:: PROVIDED INFORMATION

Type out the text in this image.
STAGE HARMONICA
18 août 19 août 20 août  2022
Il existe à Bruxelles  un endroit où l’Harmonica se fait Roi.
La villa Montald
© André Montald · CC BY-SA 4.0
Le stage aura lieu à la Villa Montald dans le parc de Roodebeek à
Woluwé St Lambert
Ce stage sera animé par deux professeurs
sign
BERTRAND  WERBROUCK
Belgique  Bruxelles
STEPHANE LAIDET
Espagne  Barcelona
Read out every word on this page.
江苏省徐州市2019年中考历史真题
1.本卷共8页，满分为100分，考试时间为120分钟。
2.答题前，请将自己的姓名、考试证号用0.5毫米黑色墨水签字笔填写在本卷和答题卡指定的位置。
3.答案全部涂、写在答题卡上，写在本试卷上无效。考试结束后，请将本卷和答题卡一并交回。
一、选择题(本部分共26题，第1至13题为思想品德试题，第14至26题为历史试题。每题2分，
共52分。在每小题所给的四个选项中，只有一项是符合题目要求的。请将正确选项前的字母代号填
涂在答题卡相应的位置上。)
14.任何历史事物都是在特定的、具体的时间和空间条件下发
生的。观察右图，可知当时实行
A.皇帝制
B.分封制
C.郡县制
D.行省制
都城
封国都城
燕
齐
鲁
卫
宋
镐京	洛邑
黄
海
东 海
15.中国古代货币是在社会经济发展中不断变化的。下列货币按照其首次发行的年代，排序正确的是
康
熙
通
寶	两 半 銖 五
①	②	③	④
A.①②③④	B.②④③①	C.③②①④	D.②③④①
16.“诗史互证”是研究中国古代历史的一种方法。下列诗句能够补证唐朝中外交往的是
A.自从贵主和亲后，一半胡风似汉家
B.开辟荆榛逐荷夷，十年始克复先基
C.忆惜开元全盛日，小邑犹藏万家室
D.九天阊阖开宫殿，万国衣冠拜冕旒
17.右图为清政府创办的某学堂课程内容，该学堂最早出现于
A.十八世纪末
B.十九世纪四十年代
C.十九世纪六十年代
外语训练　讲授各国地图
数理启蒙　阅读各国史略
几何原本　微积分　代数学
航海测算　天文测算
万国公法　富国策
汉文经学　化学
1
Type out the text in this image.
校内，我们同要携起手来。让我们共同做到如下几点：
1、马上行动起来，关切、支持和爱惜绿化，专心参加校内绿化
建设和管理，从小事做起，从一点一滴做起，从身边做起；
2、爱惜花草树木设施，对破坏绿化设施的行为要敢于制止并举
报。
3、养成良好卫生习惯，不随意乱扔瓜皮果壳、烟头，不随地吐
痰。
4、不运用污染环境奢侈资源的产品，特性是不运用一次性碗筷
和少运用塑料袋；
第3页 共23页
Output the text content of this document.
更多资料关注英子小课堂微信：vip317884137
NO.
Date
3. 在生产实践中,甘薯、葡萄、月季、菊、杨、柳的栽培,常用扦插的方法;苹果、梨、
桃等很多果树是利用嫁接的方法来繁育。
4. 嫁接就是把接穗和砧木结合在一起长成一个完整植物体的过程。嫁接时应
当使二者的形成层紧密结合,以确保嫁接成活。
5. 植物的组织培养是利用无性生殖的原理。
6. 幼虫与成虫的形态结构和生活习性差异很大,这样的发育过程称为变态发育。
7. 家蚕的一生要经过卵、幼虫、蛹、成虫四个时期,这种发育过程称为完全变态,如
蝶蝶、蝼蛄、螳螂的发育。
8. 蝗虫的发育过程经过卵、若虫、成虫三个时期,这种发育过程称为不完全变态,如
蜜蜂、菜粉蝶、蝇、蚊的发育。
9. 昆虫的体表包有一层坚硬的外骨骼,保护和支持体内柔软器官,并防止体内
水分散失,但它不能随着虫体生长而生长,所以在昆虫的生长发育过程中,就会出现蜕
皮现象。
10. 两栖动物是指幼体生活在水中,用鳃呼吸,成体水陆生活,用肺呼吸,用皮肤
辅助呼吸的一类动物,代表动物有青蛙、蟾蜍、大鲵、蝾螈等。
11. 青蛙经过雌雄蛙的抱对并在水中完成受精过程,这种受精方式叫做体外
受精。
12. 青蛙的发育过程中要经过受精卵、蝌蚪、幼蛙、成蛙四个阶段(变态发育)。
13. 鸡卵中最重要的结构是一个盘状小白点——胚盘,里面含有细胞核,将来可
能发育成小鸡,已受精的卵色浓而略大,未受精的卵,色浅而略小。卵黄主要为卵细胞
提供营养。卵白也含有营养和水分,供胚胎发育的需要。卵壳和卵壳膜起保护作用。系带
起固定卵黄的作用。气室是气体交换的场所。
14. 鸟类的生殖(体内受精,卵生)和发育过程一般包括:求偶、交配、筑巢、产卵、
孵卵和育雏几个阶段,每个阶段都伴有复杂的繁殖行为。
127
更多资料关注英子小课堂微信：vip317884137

::::

■ **EXERCISE OBJECTIVE**:
What is the number of lines above that contain the string "Montald"? Answer with the number alone.

■ **TASK RESULT**:
3